Listed records ▸
· · · · ·

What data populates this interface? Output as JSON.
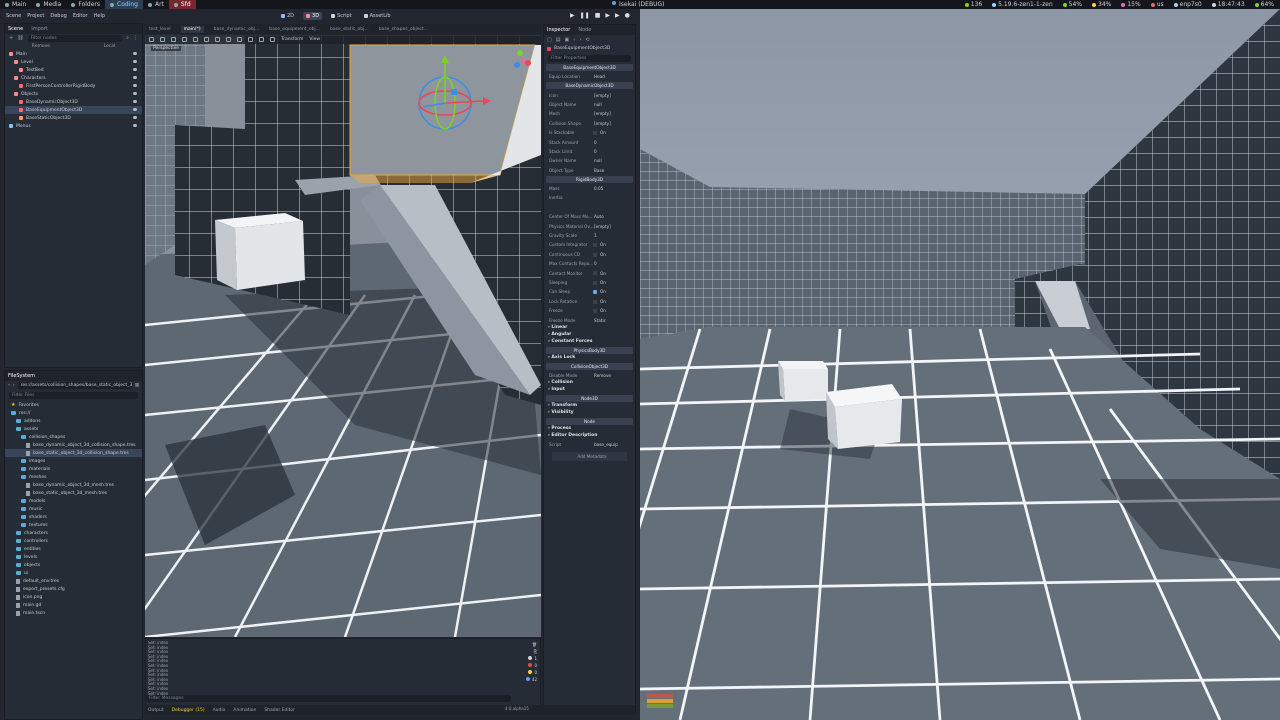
{
  "topbar": {
    "workspaces": [
      {
        "label": "Main",
        "state": "normal"
      },
      {
        "label": "Media",
        "state": "normal"
      },
      {
        "label": "Folders",
        "state": "normal"
      },
      {
        "label": "Coding",
        "state": "active"
      },
      {
        "label": "Art",
        "state": "normal"
      },
      {
        "label": "Sfd",
        "state": "red"
      }
    ],
    "window_title": "Isekai (DEBUG)",
    "stats": {
      "updates": "136",
      "kernel": "5.19.6-zen1-1-zen",
      "cpu": "54%",
      "mem": "34%",
      "disk": "15%",
      "layout": "us",
      "net": "enp7s0",
      "time": "18:47:43",
      "battery": "64%"
    }
  },
  "menu": [
    "Scene",
    "Project",
    "Debug",
    "Editor",
    "Help"
  ],
  "main_screens": [
    "2D",
    "3D",
    "Script",
    "AssetLib"
  ],
  "scene_dock": {
    "tabs": [
      "Scene",
      "Import"
    ],
    "toolbar": [
      "Remove",
      "Local"
    ],
    "filter_placeholder": "Filter nodes",
    "nodes": [
      {
        "label": "Main",
        "indent": 0,
        "icon": "node3d-icon"
      },
      {
        "label": "Level",
        "indent": 1,
        "icon": "node3d-icon"
      },
      {
        "label": "TestBed",
        "indent": 2,
        "icon": "node3d-icon"
      },
      {
        "label": "Characters",
        "indent": 1,
        "icon": "node3d-icon"
      },
      {
        "label": "FirstPersonControllerRigidBody",
        "indent": 2,
        "icon": "rigidbody-icon"
      },
      {
        "label": "Objects",
        "indent": 1,
        "icon": "node3d-icon"
      },
      {
        "label": "BaseDynamicObject3D",
        "indent": 2,
        "icon": "rigidbody-icon"
      },
      {
        "label": "BaseEquipmentObject3D",
        "indent": 2,
        "icon": "rigidbody-icon",
        "selected": true
      },
      {
        "label": "BaseStaticObject3D",
        "indent": 2,
        "icon": "staticbody-icon"
      },
      {
        "label": "Menus",
        "indent": 0,
        "icon": "control-icon"
      }
    ]
  },
  "filesystem": {
    "title": "FileSystem",
    "path": "res://assets/collision_shapes/base_static_object_3d_colli",
    "filter_placeholder": "Filter Files",
    "items": [
      {
        "label": "Favorites",
        "indent": 0,
        "type": "star"
      },
      {
        "label": "res://",
        "indent": 0,
        "type": "folder"
      },
      {
        "label": "addons",
        "indent": 1,
        "type": "folder"
      },
      {
        "label": "assets",
        "indent": 1,
        "type": "folder"
      },
      {
        "label": "collision_shapes",
        "indent": 2,
        "type": "folder"
      },
      {
        "label": "base_dynamic_object_3d_collision_shape.tres",
        "indent": 3,
        "type": "file"
      },
      {
        "label": "base_static_object_3d_collision_shape.tres",
        "indent": 3,
        "type": "file",
        "selected": true
      },
      {
        "label": "images",
        "indent": 2,
        "type": "folder"
      },
      {
        "label": "materials",
        "indent": 2,
        "type": "folder"
      },
      {
        "label": "meshes",
        "indent": 2,
        "type": "folder"
      },
      {
        "label": "base_dynamic_object_3d_mesh.tres",
        "indent": 3,
        "type": "file"
      },
      {
        "label": "base_static_object_3d_mesh.tres",
        "indent": 3,
        "type": "file"
      },
      {
        "label": "models",
        "indent": 2,
        "type": "folder"
      },
      {
        "label": "music",
        "indent": 2,
        "type": "folder"
      },
      {
        "label": "shaders",
        "indent": 2,
        "type": "folder"
      },
      {
        "label": "textures",
        "indent": 2,
        "type": "folder"
      },
      {
        "label": "characters",
        "indent": 1,
        "type": "folder"
      },
      {
        "label": "controllers",
        "indent": 1,
        "type": "folder"
      },
      {
        "label": "entities",
        "indent": 1,
        "type": "folder"
      },
      {
        "label": "levels",
        "indent": 1,
        "type": "folder"
      },
      {
        "label": "objects",
        "indent": 1,
        "type": "folder"
      },
      {
        "label": "ui",
        "indent": 1,
        "type": "folder"
      },
      {
        "label": "default_env.tres",
        "indent": 1,
        "type": "file"
      },
      {
        "label": "export_presets.cfg",
        "indent": 1,
        "type": "file"
      },
      {
        "label": "icon.png",
        "indent": 1,
        "type": "file"
      },
      {
        "label": "main.gd",
        "indent": 1,
        "type": "file"
      },
      {
        "label": "main.tscn",
        "indent": 1,
        "type": "file"
      }
    ]
  },
  "scene_tabs": [
    "test_level",
    "main(*)",
    "base_dynamic_obj...",
    "base_equipment_obj...",
    "base_static_obj...",
    "base_shapes_object..."
  ],
  "viewport": {
    "label": "Perspective",
    "toolbar": [
      "Transform",
      "View"
    ]
  },
  "inspector": {
    "tabs": [
      "Inspector",
      "Node"
    ],
    "object": "BaseEquipmentObject3D",
    "filter_placeholder": "Filter Properties",
    "rows": [
      {
        "kind": "section",
        "label": "BaseEquipmentObject3D"
      },
      {
        "kind": "prop",
        "label": "Equip Location",
        "value": "Head"
      },
      {
        "kind": "section",
        "label": "BaseDynamicObject3D"
      },
      {
        "kind": "prop",
        "label": "Icon",
        "value": "[empty]"
      },
      {
        "kind": "prop",
        "label": "Object Name",
        "value": "null"
      },
      {
        "kind": "prop",
        "label": "Mesh",
        "value": "[empty]"
      },
      {
        "kind": "prop",
        "label": "Collision Shape",
        "value": "[empty]"
      },
      {
        "kind": "check",
        "label": "Is Stackable",
        "value": "On",
        "checked": false
      },
      {
        "kind": "prop",
        "label": "Stack Amount",
        "value": "0"
      },
      {
        "kind": "prop",
        "label": "Stack Limit",
        "value": "0"
      },
      {
        "kind": "prop",
        "label": "Owner Name",
        "value": "null"
      },
      {
        "kind": "prop",
        "label": "Object Type",
        "value": "Base"
      },
      {
        "kind": "section",
        "label": "RigidBody3D"
      },
      {
        "kind": "prop",
        "label": "Mass",
        "value": "0.05"
      },
      {
        "kind": "prop",
        "label": "Inertia",
        "value": ""
      },
      {
        "kind": "prop",
        "label": "",
        "value": ""
      },
      {
        "kind": "prop",
        "label": "Center Of Mass Mo...",
        "value": "Auto"
      },
      {
        "kind": "prop",
        "label": "Physics Material Ov...",
        "value": "[empty]"
      },
      {
        "kind": "prop",
        "label": "Gravity Scale",
        "value": "1"
      },
      {
        "kind": "check",
        "label": "Custom Integrator",
        "value": "On",
        "checked": false
      },
      {
        "kind": "check",
        "label": "Continuous CD",
        "value": "On",
        "checked": false
      },
      {
        "kind": "prop",
        "label": "Max Contacts Repo...",
        "value": "0"
      },
      {
        "kind": "check",
        "label": "Contact Monitor",
        "value": "On",
        "checked": false
      },
      {
        "kind": "check",
        "label": "Sleeping",
        "value": "On",
        "checked": false
      },
      {
        "kind": "check",
        "label": "Can Sleep",
        "value": "On",
        "checked": true
      },
      {
        "kind": "check",
        "label": "Lock Rotation",
        "value": "On",
        "checked": false
      },
      {
        "kind": "check",
        "label": "Freeze",
        "value": "On",
        "checked": false
      },
      {
        "kind": "prop",
        "label": "Freeze Mode",
        "value": "Static"
      },
      {
        "kind": "group",
        "label": "Linear"
      },
      {
        "kind": "group",
        "label": "Angular"
      },
      {
        "kind": "group",
        "label": "Constant Forces"
      },
      {
        "kind": "section",
        "label": "PhysicsBody3D"
      },
      {
        "kind": "group",
        "label": "Axis Lock"
      },
      {
        "kind": "section",
        "label": "CollisionObject3D"
      },
      {
        "kind": "prop",
        "label": "Disable Mode",
        "value": "Remove"
      },
      {
        "kind": "group",
        "label": "Collision"
      },
      {
        "kind": "group",
        "label": "Input"
      },
      {
        "kind": "section",
        "label": "Node3D"
      },
      {
        "kind": "group",
        "label": "Transform"
      },
      {
        "kind": "group",
        "label": "Visibility"
      },
      {
        "kind": "section",
        "label": "Node"
      },
      {
        "kind": "group",
        "label": "Process"
      },
      {
        "kind": "group",
        "label": "Editor Description"
      },
      {
        "kind": "prop",
        "label": "Script",
        "value": "base_equip"
      },
      {
        "kind": "button",
        "label": "Add Metadata"
      }
    ]
  },
  "output": {
    "lines": [
      "Set: index",
      "Set: index",
      "Set: index",
      "Set: index",
      "Set: index",
      "Set: index",
      "Set: index",
      "Set: index",
      "Set: index",
      "Set: index",
      "Set: index",
      "Set: index"
    ],
    "filter_placeholder": "Filter Messages",
    "counts": [
      "1",
      "0",
      "0",
      "42"
    ]
  },
  "bottom_tabs": [
    "Output",
    "Debugger (15)",
    "Audio",
    "Animation",
    "Shader Editor"
  ],
  "version": "4.0.alpha15",
  "colors": {
    "accent": "#5aa0e6",
    "selection": "#37465a",
    "red_ws": "#7a2530",
    "gizmo_x": "#e8475a",
    "gizmo_y": "#7ed321",
    "gizmo_z": "#3a8ee6",
    "selected_outline": "#f0a838"
  }
}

· · · · ·

Task ▸ Check each line of the records above for "Editor", and copy those that have it.

Problem solution ▸
    "Editor",
        "label": "Editor Description"
    "Shader Editor"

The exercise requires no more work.